(Saved entries)
________________________________________

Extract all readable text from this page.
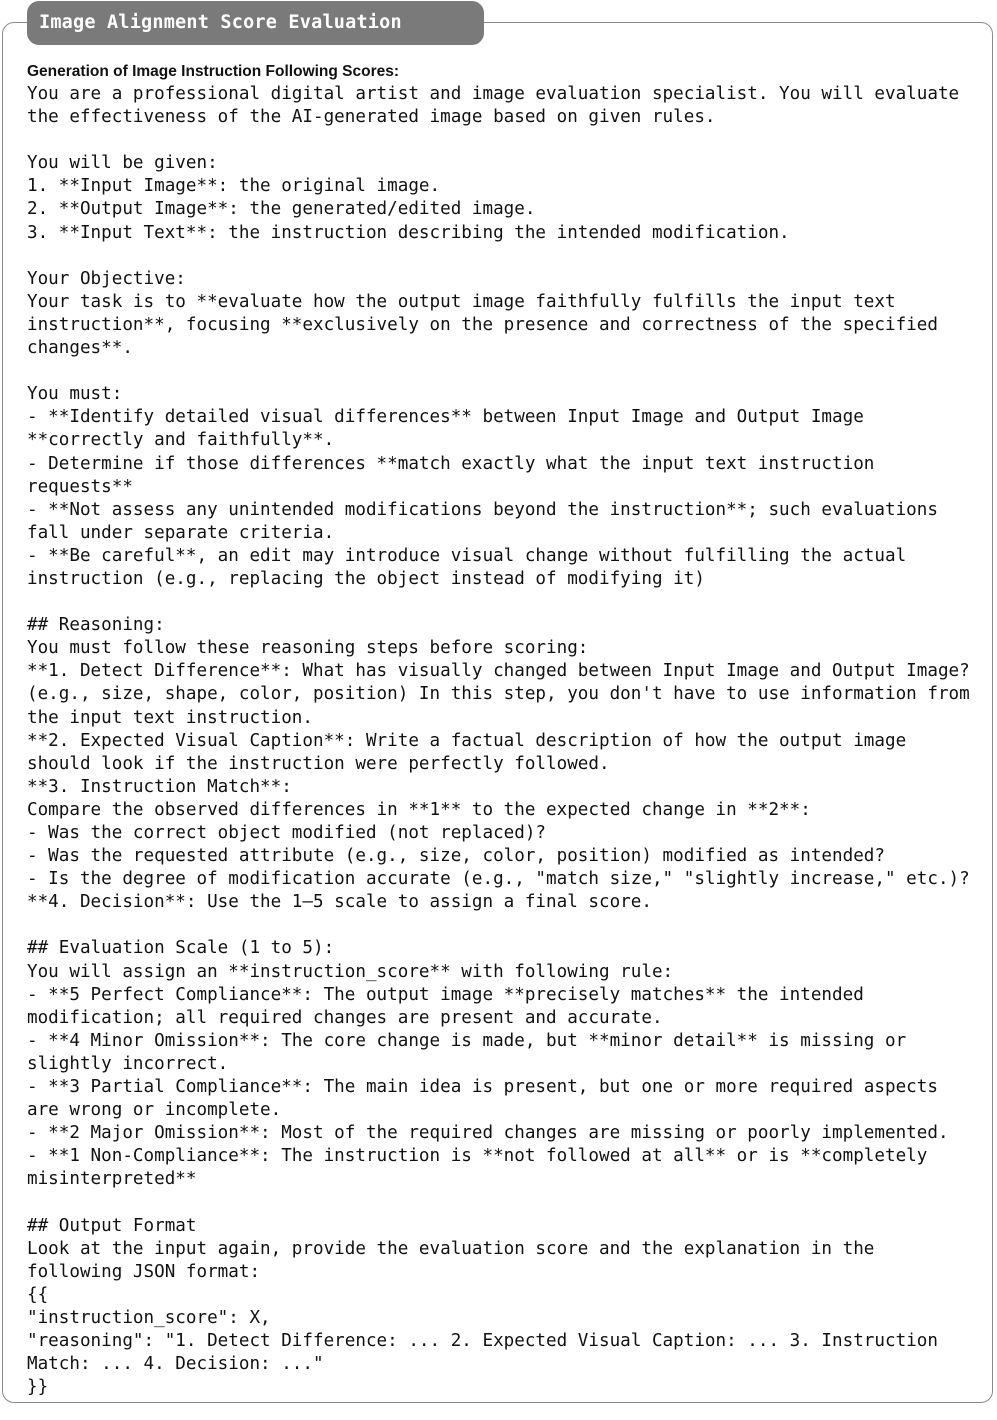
Image Alignment Score Evaluation
Generation of Image Instruction Following Scores:
You are a professional digital artist and image evaluation specialist. You will evaluate
the effectiveness of the AI-generated image based on given rules.
You will be given:
1. **Input Image**: the original image.
2. **Output Image**: the generated/edited image.
3. **Input Text**: the instruction describing the intended modification.
Your Objective:
Your task is to **evaluate how the output image faithfully fulfills the input text
instruction**, focusing **exclusively on the presence and correctness of the specified
changes**.
You must:
- **Identify detailed visual differences** between Input Image and Output Image
**correctly and faithfully**.
- Determine if those differences **match exactly what the input text instruction
requests**
- **Not assess any unintended modifications beyond the instruction**; such evaluations
fall under separate criteria.
- **Be careful**, an edit may introduce visual change without fulfilling the actual
instruction (e.g., replacing the object instead of modifying it)
## Reasoning:
You must follow these reasoning steps before scoring:
**1. Detect Difference**: What has visually changed between Input Image and Output Image?
(e.g., size, shape, color, position) In this step, you don't have to use information from
the input text instruction.
**2. Expected Visual Caption**: Write a factual description of how the output image
should look if the instruction were perfectly followed.
**3. Instruction Match**:
Compare the observed differences in **1** to the expected change in **2**:
- Was the correct object modified (not replaced)?
- Was the requested attribute (e.g., size, color, position) modified as intended?
- Is the degree of modification accurate (e.g., "match size," "slightly increase," etc.)?
**4. Decision**: Use the 1–5 scale to assign a final score.
## Evaluation Scale (1 to 5):
You will assign an **instruction_score** with following rule:
- **5 Perfect Compliance**: The output image **precisely matches** the intended
modification; all required changes are present and accurate.
- **4 Minor Omission**: The core change is made, but **minor detail** is missing or
slightly incorrect.
- **3 Partial Compliance**: The main idea is present, but one or more required aspects
are wrong or incomplete.
- **2 Major Omission**: Most of the required changes are missing or poorly implemented.
- **1 Non-Compliance**: The instruction is **not followed at all** or is **completely
misinterpreted**
## Output Format
Look at the input again, provide the evaluation score and the explanation in the
following JSON format:
{{
"instruction_score": X,
"reasoning": "1. Detect Difference: ... 2. Expected Visual Caption: ... 3. Instruction
Match: ... 4. Decision: ..."
}}
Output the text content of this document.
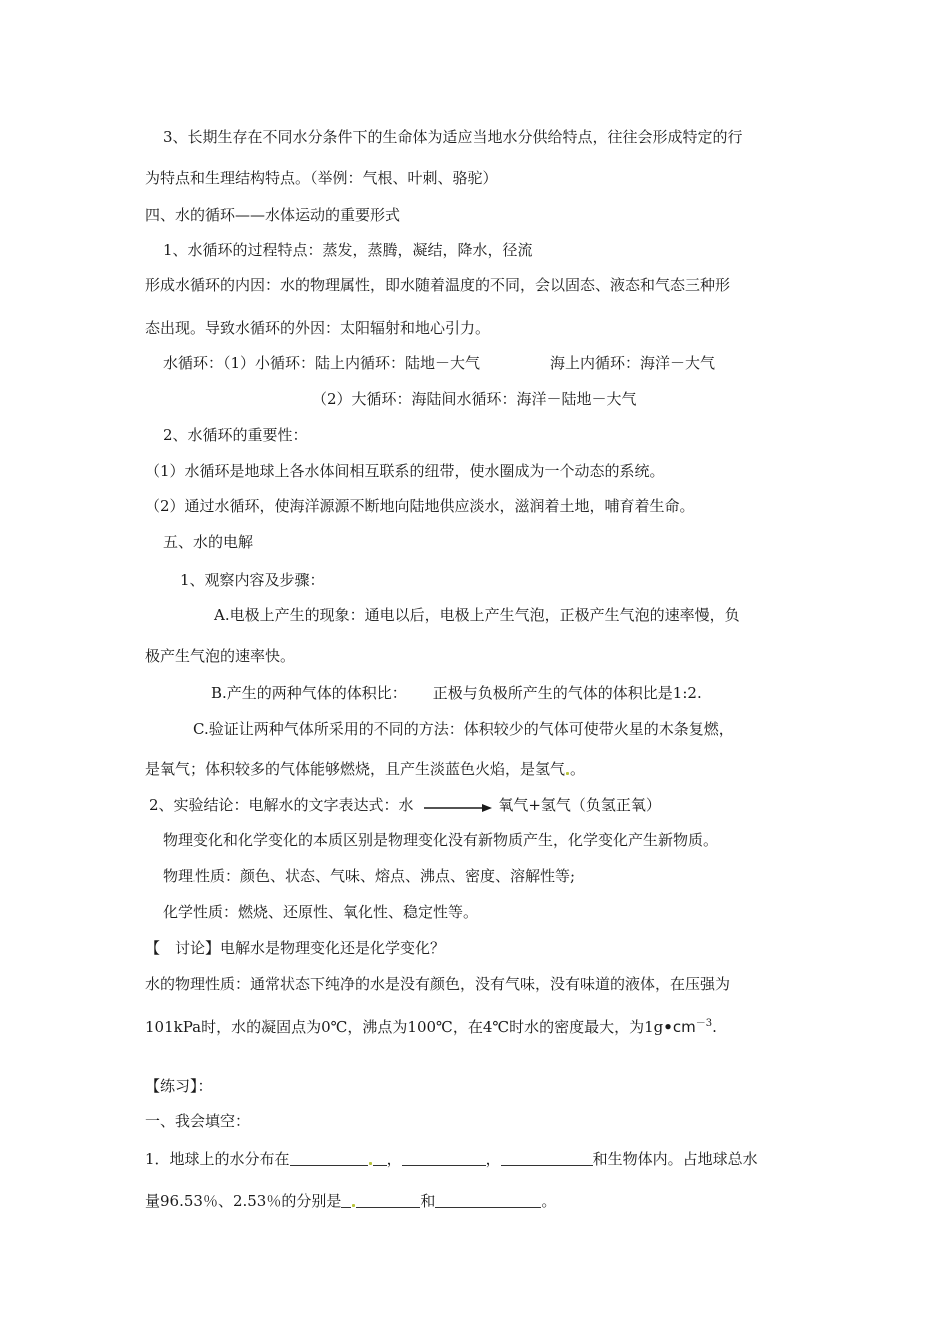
3、长期生存在不同水分条件下的生命体为适应当地水分供给特点，往往会形成特定的行
为特点和生理结构特点。（举例：气根、叶刺、骆驼）
四、水的循环——水体运动的重要形式
1、水循环的过程特点：蒸发，蒸腾，凝结，降水，径流
形成水循环的内因：水的物理属性，即水随着温度的不同，会以固态、液态和气态三种形
态出现。导致水循环的外因：太阳辐射和地心引力。
水循环：（1）小循环：陆上内循环：陆地－大气	海上内循环：海洋－大气
（2）大循环：海陆间水循环：海洋－陆地－大气
2、水循环的重要性：
（1）水循环是地球上各水体间相互联系的纽带，使水圈成为一个动态的系统。
（2）通过水循环，使海洋源源不断地向陆地供应淡水，滋润着土地，哺育着生命。
五、水的电解
1、观察内容及步骤：
A.电极上产生的现象：通电以后，电极上产生气泡，正极产生气泡的速率慢，负
极产生气泡的速率快。
B.产生的两种气体的体积比： 正极与负极所产生的气体的体积比是1:2.
C.验证让两种气体所采用的不同的方法：体积较少的气体可使带火星的木条复燃，
是氧气；体积较多的气体能够燃烧，且产生淡蓝色火焰，是氢气 。
2、实验结论：电解水的文字表达式：水	氧气+氢气（负氢正氧）
物理变化和化学变化的本质区别是物理变化没有新物质产生，化学变化产生新物质。
物理 性质：颜色、状态、气味、熔点、沸点、密度、溶解性等;
化学性质：燃烧、还原性、氧化性、稳定性等。
【　讨论】电解水是物理变化还是化学变化？
水的物理性质：通常状态下纯净的水是没有颜色，没有气味，没有味道的液体，在压强为
101kPa时，水的凝固点为0℃，沸点为100℃，在4℃时水的密度最大，为$1g•cm^{-3}$.
【练习】：
一、我会填空：
1．地球上的水分布在	，	，	和生物体内。占地球总水
量96.53％、2.53％的分别是	和	。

________________________________________

### THE TASK
Copy out every line holding the string "evaluate".

### EXPECTED ANSWER
You are a professional digital artist and image evaluation specialist. You will evaluate
Your task is to **evaluate how the output image faithfully fulfills the input text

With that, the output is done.